▶ [BRIEF] Each entry below should be echoed exactly, with pictures omitted.

[Saved entries]
'''
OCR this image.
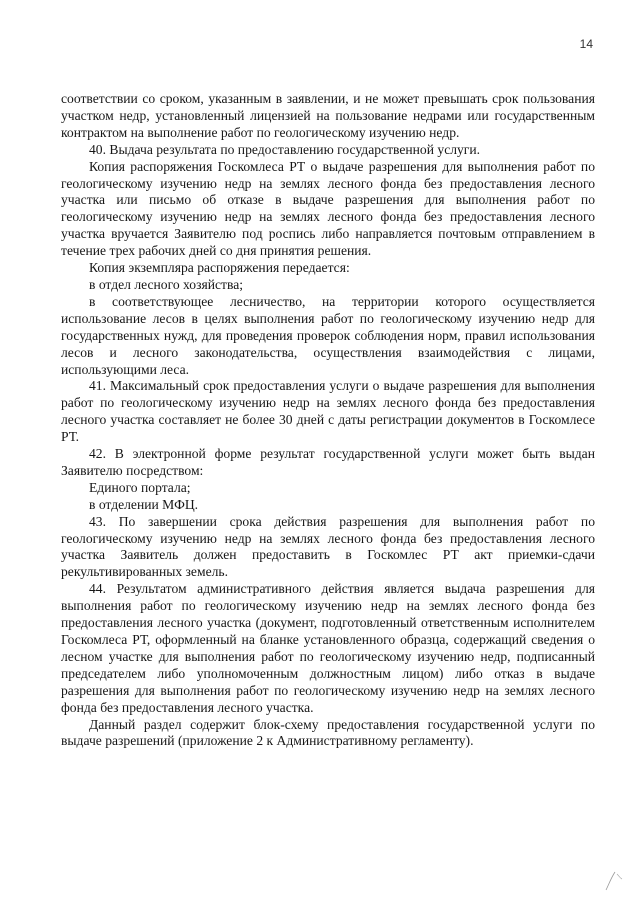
14

соответствии со сроком, указанным в заявлении, и не может превышать срок пользования участком недр, установленный лицензией на пользование недрами или государственным контрактом на выполнение работ по геологическому изучению недр.

40. Выдача результата по предоставлению государственной услуги.

Копия распоряжения Госкомлеса РТ о выдаче разрешения для выполнения работ по геологическому изучению недр на землях лесного фонда без предоставления лесного участка или письмо об отказе в выдаче разрешения для выполнения работ по геологическому изучению недр на землях лесного фонда без предоставления лесного участка вручается Заявителю под роспись либо направляется почтовым отправлением в течение трех рабочих дней со дня принятия решения.

Копия экземпляра распоряжения передается:

в отдел лесного хозяйства;

в соответствующее лесничество, на территории которого осуществляется использование лесов в целях выполнения работ по геологическому изучению недр для государственных нужд, для проведения проверок соблюдения норм, правил использования лесов и лесного законодательства, осуществления взаимодействия с лицами, использующими леса.

41. Максимальный срок предоставления услуги о выдаче разрешения для выполнения работ по геологическому изучению недр на землях лесного фонда без предоставления лесного участка составляет не более 30 дней с даты регистрации документов в Госкомлесе РТ.

42. В электронной форме результат государственной услуги может быть выдан Заявителю посредством:

Единого портала;

в отделении МФЦ.

43. По завершении срока действия разрешения для выполнения работ по геологическому изучению недр на землях лесного фонда без предоставления лесного участка Заявитель должен предоставить в Госкомлес РТ акт приемки-сдачи рекультивированных земель.

44. Результатом административного действия является выдача разрешения для выполнения работ по геологическому изучению недр на землях лесного фонда без предоставления лесного участка (документ, подготовленный ответственным исполнителем Госкомлеса РТ, оформленный на бланке установленного образца, содержащий сведения о лесном участке для выполнения работ по геологическому изучению недр, подписанный председателем либо уполномоченным должностным лицом) либо отказ в выдаче разрешения для выполнения работ по геологическому изучению недр на землях лесного фонда без предоставления лесного участка.

Данный раздел содержит блок-схему предоставления государственной услуги по выдаче разрешений (приложение 2 к Административному регламенту).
'''
▶ [TASK SOLUTION]
OCR this image.
14

соответствии со сроком, указанным в заявлении, и не может превышать срок пользования участком недр, установленный лицензией на пользование недрами или государственным контрактом на выполнение работ по геологическому изучению недр.

40. Выдача результата по предоставлению государственной услуги.

Копия распоряжения Госкомлеса РТ о выдаче разрешения для выполнения работ по геологическому изучению недр на землях лесного фонда без предоставления лесного участка или письмо об отказе в выдаче разрешения для выполнения работ по геологическому изучению недр на землях лесного фонда без предоставления лесного участка вручается Заявителю под роспись либо направляется почтовым отправлением в течение трех рабочих дней со дня принятия решения.

Копия экземпляра распоряжения передается:

в отдел лесного хозяйства;

в соответствующее лесничество, на территории которого осуществляется использование лесов в целях выполнения работ по геологическому изучению недр для государственных нужд, для проведения проверок соблюдения норм, правил использования лесов и лесного законодательства, осуществления взаимодействия с лицами, использующими леса.

41. Максимальный срок предоставления услуги о выдаче разрешения для выполнения работ по геологическому изучению недр на землях лесного фонда без предоставления лесного участка составляет не более 30 дней с даты регистрации документов в Госкомлесе РТ.

42. В электронной форме результат государственной услуги может быть выдан Заявителю посредством:

Единого портала;

в отделении МФЦ.

43. По завершении срока действия разрешения для выполнения работ по геологическому изучению недр на землях лесного фонда без предоставления лесного участка Заявитель должен предоставить в Госкомлес РТ акт приемки-сдачи рекультивированных земель.

44. Результатом административного действия является выдача разрешения для выполнения работ по геологическому изучению недр на землях лесного фонда без предоставления лесного участка (документ, подготовленный ответственным исполнителем Госкомлеса РТ, оформленный на бланке установленного образца, содержащий сведения о лесном участке для выполнения работ по геологическому изучению недр, подписанный председателем либо уполномоченным должностным лицом) либо отказ в выдаче разрешения для выполнения работ по геологическому изучению недр на землях лесного фонда без предоставления лесного участка.

Данный раздел содержит блок-схему предоставления государственной услуги по выдаче разрешений (приложение 2 к Административному регламенту).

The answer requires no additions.